■ **Job**
Copy each line containing the word "Contains" from the records that follow, please.

■ **Data shown**
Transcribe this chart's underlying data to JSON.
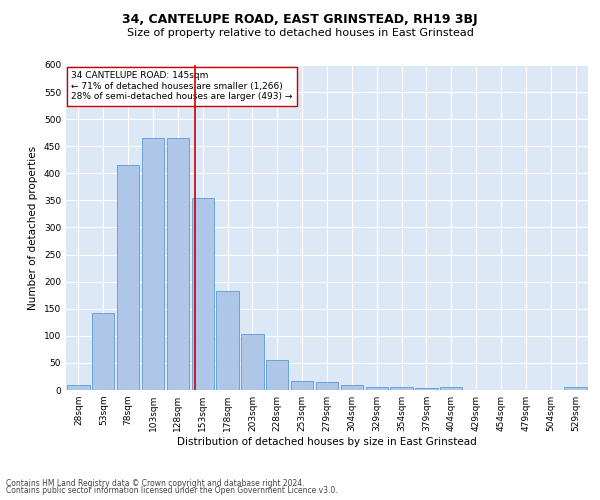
{
  "title": "34, CANTELUPE ROAD, EAST GRINSTEAD, RH19 3BJ",
  "subtitle": "Size of property relative to detached houses in East Grinstead",
  "xlabel": "Distribution of detached houses by size in East Grinstead",
  "ylabel": "Number of detached properties",
  "footer_line1": "Contains HM Land Registry data © Crown copyright and database right 2024.",
  "footer_line2": "Contains public sector information licensed under the Open Government Licence v3.0.",
  "categories": [
    "28sqm",
    "53sqm",
    "78sqm",
    "103sqm",
    "128sqm",
    "153sqm",
    "178sqm",
    "203sqm",
    "228sqm",
    "253sqm",
    "279sqm",
    "304sqm",
    "329sqm",
    "354sqm",
    "379sqm",
    "404sqm",
    "429sqm",
    "454sqm",
    "479sqm",
    "504sqm",
    "529sqm"
  ],
  "values": [
    10,
    143,
    416,
    465,
    465,
    355,
    183,
    103,
    55,
    16,
    14,
    10,
    6,
    5,
    4,
    5,
    0,
    0,
    0,
    0,
    5
  ],
  "bar_color": "#aec6e8",
  "bar_edge_color": "#5b9bd5",
  "background_color": "#dce8f5",
  "grid_color": "#ffffff",
  "vline_color": "#cc0000",
  "annotation_title": "34 CANTELUPE ROAD: 145sqm",
  "annotation_line1": "← 71% of detached houses are smaller (1,266)",
  "annotation_line2": "28% of semi-detached houses are larger (493) →",
  "annotation_box_color": "#ffffff",
  "annotation_box_edge": "#cc0000",
  "ylim": [
    0,
    600
  ],
  "yticks": [
    0,
    50,
    100,
    150,
    200,
    250,
    300,
    350,
    400,
    450,
    500,
    550,
    600
  ],
  "title_fontsize": 9,
  "subtitle_fontsize": 8,
  "axis_label_fontsize": 7.5,
  "tick_fontsize": 6.5,
  "footer_fontsize": 5.5,
  "annotation_fontsize": 6.5
}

■ **Solution for this exercise**
  "footer_line1": "Contains HM Land Registry data © Crown copyright and database right 2024.",
  "footer_line2": "Contains public sector information licensed under the Open Government Licence v3.0.",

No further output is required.